▸ **To do**
Scan the listing below and copy every line holding "各位来宾".

Collected data entries
>> Start
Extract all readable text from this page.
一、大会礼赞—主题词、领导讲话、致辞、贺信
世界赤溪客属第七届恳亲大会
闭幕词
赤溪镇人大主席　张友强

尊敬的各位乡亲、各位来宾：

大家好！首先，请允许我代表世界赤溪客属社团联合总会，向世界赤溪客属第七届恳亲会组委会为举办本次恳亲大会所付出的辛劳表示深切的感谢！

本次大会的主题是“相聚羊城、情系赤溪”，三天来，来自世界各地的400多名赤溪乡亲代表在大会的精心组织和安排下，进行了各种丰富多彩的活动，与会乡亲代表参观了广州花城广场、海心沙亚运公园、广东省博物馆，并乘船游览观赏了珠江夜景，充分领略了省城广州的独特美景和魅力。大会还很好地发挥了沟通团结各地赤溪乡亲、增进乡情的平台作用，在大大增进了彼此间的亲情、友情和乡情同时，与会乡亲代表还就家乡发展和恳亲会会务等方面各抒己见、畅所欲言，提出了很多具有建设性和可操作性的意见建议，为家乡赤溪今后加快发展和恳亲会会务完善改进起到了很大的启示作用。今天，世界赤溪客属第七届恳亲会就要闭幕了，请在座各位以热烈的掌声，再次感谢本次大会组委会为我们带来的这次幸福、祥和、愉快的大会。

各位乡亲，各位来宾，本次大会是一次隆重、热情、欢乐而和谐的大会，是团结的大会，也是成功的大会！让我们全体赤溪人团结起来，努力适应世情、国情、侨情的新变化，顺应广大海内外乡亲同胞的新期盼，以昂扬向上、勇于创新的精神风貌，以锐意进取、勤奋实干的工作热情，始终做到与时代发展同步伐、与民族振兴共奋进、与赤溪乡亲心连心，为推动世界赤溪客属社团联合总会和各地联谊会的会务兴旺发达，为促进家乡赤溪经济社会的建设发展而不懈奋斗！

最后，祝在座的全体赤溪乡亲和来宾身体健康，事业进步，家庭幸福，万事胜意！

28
>> End
▸ **Task answer**
尊敬的各位乡亲、各位来宾：
各位乡亲，各位来宾，本次大会是一次隆重、热情、欢乐而和谐的大会，是团结的大会，也是成功的大会！让我们全体赤溪人团结起来，努力适应世情、国情、侨情的新变化，顺应广大海内外乡亲同胞的新期盼，以昂扬向上、勇于创新的精神风貌，以锐意进取、勤奋实干的工作热情，始终做到与时代发展同步伐、与民族振兴共奋进、与赤溪乡亲心连心，为推动世界赤溪客属社团联合总会和各地联谊会的会务兴旺发达，为促进家乡赤溪经济社会的建设发展而不懈奋斗！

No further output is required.